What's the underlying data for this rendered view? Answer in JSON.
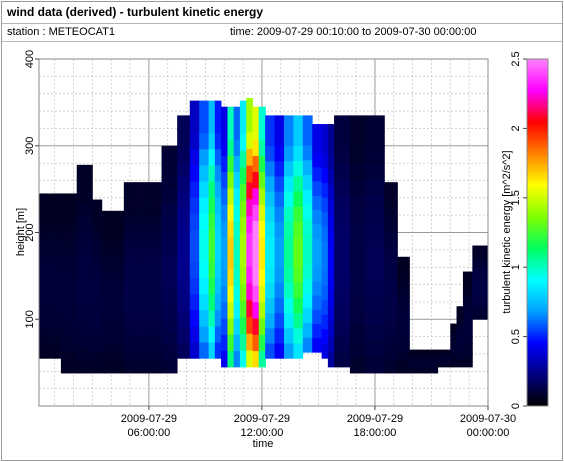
{
  "header": {
    "title": "wind data (derived) - turbulent kinetic energy",
    "station": "station : METEOCAT1",
    "time_range": "time: 2009-07-29 00:10:00 to 2009-07-30 00:00:00"
  },
  "chart_data": {
    "type": "heatmap",
    "xlabel": "time",
    "ylabel": "height [m]",
    "colorbar_label": "turbulent kinetic energy [m^2/s^2]",
    "xlim": [
      "2009-07-29 00:10:00",
      "2009-07-30 00:00:00"
    ],
    "ylim": [
      0,
      400
    ],
    "x_ticks": [
      {
        "value": "2009-07-29 06:00:00",
        "line1": "2009-07-29",
        "line2": "06:00:00"
      },
      {
        "value": "2009-07-29 12:00:00",
        "line1": "2009-07-29",
        "line2": "12:00:00"
      },
      {
        "value": "2009-07-29 18:00:00",
        "line1": "2009-07-29",
        "line2": "18:00:00"
      },
      {
        "value": "2009-07-30 00:00:00",
        "line1": "2009-07-30",
        "line2": "00:00:00"
      }
    ],
    "y_ticks": [
      100,
      200,
      300,
      400
    ],
    "colorbar_ticks": [
      0,
      0.5,
      1,
      1.5,
      2,
      2.5
    ],
    "colorbar_range": [
      0,
      2.5
    ],
    "grid": true,
    "colormap": [
      "#000000",
      "#000080",
      "#0000ff",
      "#00a0ff",
      "#00ffff",
      "#00ff60",
      "#80ff00",
      "#ffff00",
      "#ff8000",
      "#ff0000",
      "#ff00ff",
      "#ff80ff"
    ],
    "time_step_minutes": 10,
    "data_columns": [
      {
        "start_hour": 0.167,
        "end_hour": 1.33,
        "bottom_m": 55,
        "top_m": 245,
        "tke": 0.08
      },
      {
        "start_hour": 1.33,
        "end_hour": 2.17,
        "bottom_m": 38,
        "top_m": 245,
        "tke": 0.08
      },
      {
        "start_hour": 2.17,
        "end_hour": 3.0,
        "bottom_m": 38,
        "top_m": 278,
        "tke": 0.09
      },
      {
        "start_hour": 3.0,
        "end_hour": 3.5,
        "bottom_m": 38,
        "top_m": 238,
        "tke": 0.09
      },
      {
        "start_hour": 3.5,
        "end_hour": 4.67,
        "bottom_m": 38,
        "top_m": 225,
        "tke": 0.08
      },
      {
        "start_hour": 4.67,
        "end_hour": 6.67,
        "bottom_m": 38,
        "top_m": 258,
        "tke": 0.1
      },
      {
        "start_hour": 6.67,
        "end_hour": 7.5,
        "bottom_m": 38,
        "top_m": 300,
        "tke": 0.12
      },
      {
        "start_hour": 7.5,
        "end_hour": 8.17,
        "bottom_m": 55,
        "top_m": 335,
        "tke": 0.2
      },
      {
        "start_hour": 8.17,
        "end_hour": 8.67,
        "bottom_m": 55,
        "top_m": 352,
        "tke": 0.45
      },
      {
        "start_hour": 8.67,
        "end_hour": 9.17,
        "bottom_m": 55,
        "top_m": 352,
        "tke": 0.75
      },
      {
        "start_hour": 9.17,
        "end_hour": 9.5,
        "bottom_m": 55,
        "top_m": 352,
        "tke": 1.0
      },
      {
        "start_hour": 9.5,
        "end_hour": 9.83,
        "bottom_m": 55,
        "top_m": 352,
        "tke": 0.65
      },
      {
        "start_hour": 9.83,
        "end_hour": 10.17,
        "bottom_m": 45,
        "top_m": 345,
        "tke": 0.55
      },
      {
        "start_hour": 10.17,
        "end_hour": 10.5,
        "bottom_m": 45,
        "top_m": 345,
        "tke": 1.35
      },
      {
        "start_hour": 10.5,
        "end_hour": 10.83,
        "bottom_m": 45,
        "top_m": 345,
        "tke": 0.8
      },
      {
        "start_hour": 10.83,
        "end_hour": 11.17,
        "bottom_m": 45,
        "top_m": 352,
        "tke": 1.15
      },
      {
        "start_hour": 11.17,
        "end_hour": 11.5,
        "bottom_m": 45,
        "top_m": 355,
        "tke": 1.9
      },
      {
        "start_hour": 11.5,
        "end_hour": 11.83,
        "bottom_m": 45,
        "top_m": 345,
        "tke": 2.05
      },
      {
        "start_hour": 11.83,
        "end_hour": 12.17,
        "bottom_m": 45,
        "top_m": 345,
        "tke": 1.3
      },
      {
        "start_hour": 12.17,
        "end_hour": 12.67,
        "bottom_m": 55,
        "top_m": 335,
        "tke": 0.7
      },
      {
        "start_hour": 12.67,
        "end_hour": 13.17,
        "bottom_m": 55,
        "top_m": 335,
        "tke": 0.55
      },
      {
        "start_hour": 13.17,
        "end_hour": 13.67,
        "bottom_m": 55,
        "top_m": 335,
        "tke": 0.85
      },
      {
        "start_hour": 13.67,
        "end_hour": 14.17,
        "bottom_m": 55,
        "top_m": 335,
        "tke": 1.05
      },
      {
        "start_hour": 14.17,
        "end_hour": 14.67,
        "bottom_m": 62,
        "top_m": 335,
        "tke": 0.8
      },
      {
        "start_hour": 14.67,
        "end_hour": 15.17,
        "bottom_m": 62,
        "top_m": 325,
        "tke": 0.55
      },
      {
        "start_hour": 15.17,
        "end_hour": 15.5,
        "bottom_m": 55,
        "top_m": 325,
        "tke": 0.5
      },
      {
        "start_hour": 15.5,
        "end_hour": 15.83,
        "bottom_m": 45,
        "top_m": 325,
        "tke": 0.35
      },
      {
        "start_hour": 15.83,
        "end_hour": 16.67,
        "bottom_m": 45,
        "top_m": 335,
        "tke": 0.15
      },
      {
        "start_hour": 16.67,
        "end_hour": 17.5,
        "bottom_m": 38,
        "top_m": 335,
        "tke": 0.1
      },
      {
        "start_hour": 17.5,
        "end_hour": 18.5,
        "bottom_m": 38,
        "top_m": 335,
        "tke": 0.12
      },
      {
        "start_hour": 18.5,
        "end_hour": 19.17,
        "bottom_m": 38,
        "top_m": 258,
        "tke": 0.1
      },
      {
        "start_hour": 19.17,
        "end_hour": 19.83,
        "bottom_m": 38,
        "top_m": 172,
        "tke": 0.08
      },
      {
        "start_hour": 19.83,
        "end_hour": 21.33,
        "bottom_m": 38,
        "top_m": 65,
        "tke": 0.07
      },
      {
        "start_hour": 21.33,
        "end_hour": 22.0,
        "bottom_m": 45,
        "top_m": 65,
        "tke": 0.07
      },
      {
        "start_hour": 22.0,
        "end_hour": 22.33,
        "bottom_m": 45,
        "top_m": 95,
        "tke": 0.07
      },
      {
        "start_hour": 22.33,
        "end_hour": 22.67,
        "bottom_m": 45,
        "top_m": 115,
        "tke": 0.08
      },
      {
        "start_hour": 22.67,
        "end_hour": 23.17,
        "bottom_m": 45,
        "top_m": 155,
        "tke": 0.08
      },
      {
        "start_hour": 23.17,
        "end_hour": 24.0,
        "bottom_m": 100,
        "top_m": 185,
        "tke": 0.1
      }
    ]
  }
}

--*--

#### Requirement:
Copy out every line with the word "energy".

#### Exercise result:
    "title": "wind data (derived) - turbulent kinetic energy",
    "colorbar_label": "turbulent kinetic energy [m^2/s^2]",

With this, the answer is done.